### Material for this task

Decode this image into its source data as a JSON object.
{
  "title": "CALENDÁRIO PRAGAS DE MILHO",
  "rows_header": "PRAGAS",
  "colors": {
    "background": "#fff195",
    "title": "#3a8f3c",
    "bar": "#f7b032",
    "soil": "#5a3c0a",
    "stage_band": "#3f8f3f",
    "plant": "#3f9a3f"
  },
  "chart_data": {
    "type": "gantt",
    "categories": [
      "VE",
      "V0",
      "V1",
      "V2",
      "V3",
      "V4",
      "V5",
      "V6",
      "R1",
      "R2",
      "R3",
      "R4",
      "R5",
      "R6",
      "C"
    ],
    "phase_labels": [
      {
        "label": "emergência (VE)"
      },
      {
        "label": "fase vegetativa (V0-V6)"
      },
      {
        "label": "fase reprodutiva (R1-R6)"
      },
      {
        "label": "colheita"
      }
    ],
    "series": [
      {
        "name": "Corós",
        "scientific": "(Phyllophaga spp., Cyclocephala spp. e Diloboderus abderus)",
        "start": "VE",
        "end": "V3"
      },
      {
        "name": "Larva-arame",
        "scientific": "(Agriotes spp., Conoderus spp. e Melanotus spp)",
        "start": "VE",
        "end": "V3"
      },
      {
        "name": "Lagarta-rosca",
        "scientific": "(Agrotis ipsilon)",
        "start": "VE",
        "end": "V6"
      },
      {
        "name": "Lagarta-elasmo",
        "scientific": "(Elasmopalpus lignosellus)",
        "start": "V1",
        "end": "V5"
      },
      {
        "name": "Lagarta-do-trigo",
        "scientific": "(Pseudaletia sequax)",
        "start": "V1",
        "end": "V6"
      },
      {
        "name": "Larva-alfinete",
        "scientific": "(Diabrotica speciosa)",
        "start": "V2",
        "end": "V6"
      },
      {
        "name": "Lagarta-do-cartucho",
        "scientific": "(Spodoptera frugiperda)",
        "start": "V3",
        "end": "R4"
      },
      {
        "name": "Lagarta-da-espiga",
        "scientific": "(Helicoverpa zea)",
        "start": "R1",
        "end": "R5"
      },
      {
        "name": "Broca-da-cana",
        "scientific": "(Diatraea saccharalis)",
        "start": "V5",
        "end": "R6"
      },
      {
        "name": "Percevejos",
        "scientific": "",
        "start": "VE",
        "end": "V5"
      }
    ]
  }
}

######

> _Stated goal_:
Repeat the material in full, exactly as it stands.

> _Final result_:
Decode this image into its source data as a JSON object.
{
  "title": "CALENDÁRIO PRAGAS DE MILHO",
  "rows_header": "PRAGAS",
  "colors": {
    "background": "#fff195",
    "title": "#3a8f3c",
    "bar": "#f7b032",
    "soil": "#5a3c0a",
    "stage_band": "#3f8f3f",
    "plant": "#3f9a3f"
  },
  "chart_data": {
    "type": "gantt",
    "categories": [
      "VE",
      "V0",
      "V1",
      "V2",
      "V3",
      "V4",
      "V5",
      "V6",
      "R1",
      "R2",
      "R3",
      "R4",
      "R5",
      "R6",
      "C"
    ],
    "phase_labels": [
      {
        "label": "emergência (VE)"
      },
      {
        "label": "fase vegetativa (V0-V6)"
      },
      {
        "label": "fase reprodutiva (R1-R6)"
      },
      {
        "label": "colheita"
      }
    ],
    "series": [
      {
        "name": "Corós",
        "scientific": "(Phyllophaga spp., Cyclocephala spp. e Diloboderus abderus)",
        "start": "VE",
        "end": "V3"
      },
      {
        "name": "Larva-arame",
        "scientific": "(Agriotes spp., Conoderus spp. e Melanotus spp)",
        "start": "VE",
        "end": "V3"
      },
      {
        "name": "Lagarta-rosca",
        "scientific": "(Agrotis ipsilon)",
        "start": "VE",
        "end": "V6"
      },
      {
        "name": "Lagarta-elasmo",
        "scientific": "(Elasmopalpus lignosellus)",
        "start": "V1",
        "end": "V5"
      },
      {
        "name": "Lagarta-do-trigo",
        "scientific": "(Pseudaletia sequax)",
        "start": "V1",
        "end": "V6"
      },
      {
        "name": "Larva-alfinete",
        "scientific": "(Diabrotica speciosa)",
        "start": "V2",
        "end": "V6"
      },
      {
        "name": "Lagarta-do-cartucho",
        "scientific": "(Spodoptera frugiperda)",
        "start": "V3",
        "end": "R4"
      },
      {
        "name": "Lagarta-da-espiga",
        "scientific": "(Helicoverpa zea)",
        "start": "R1",
        "end": "R5"
      },
      {
        "name": "Broca-da-cana",
        "scientific": "(Diatraea saccharalis)",
        "start": "V5",
        "end": "R6"
      },
      {
        "name": "Percevejos",
        "scientific": "",
        "start": "VE",
        "end": "V5"
      }
    ]
  }
}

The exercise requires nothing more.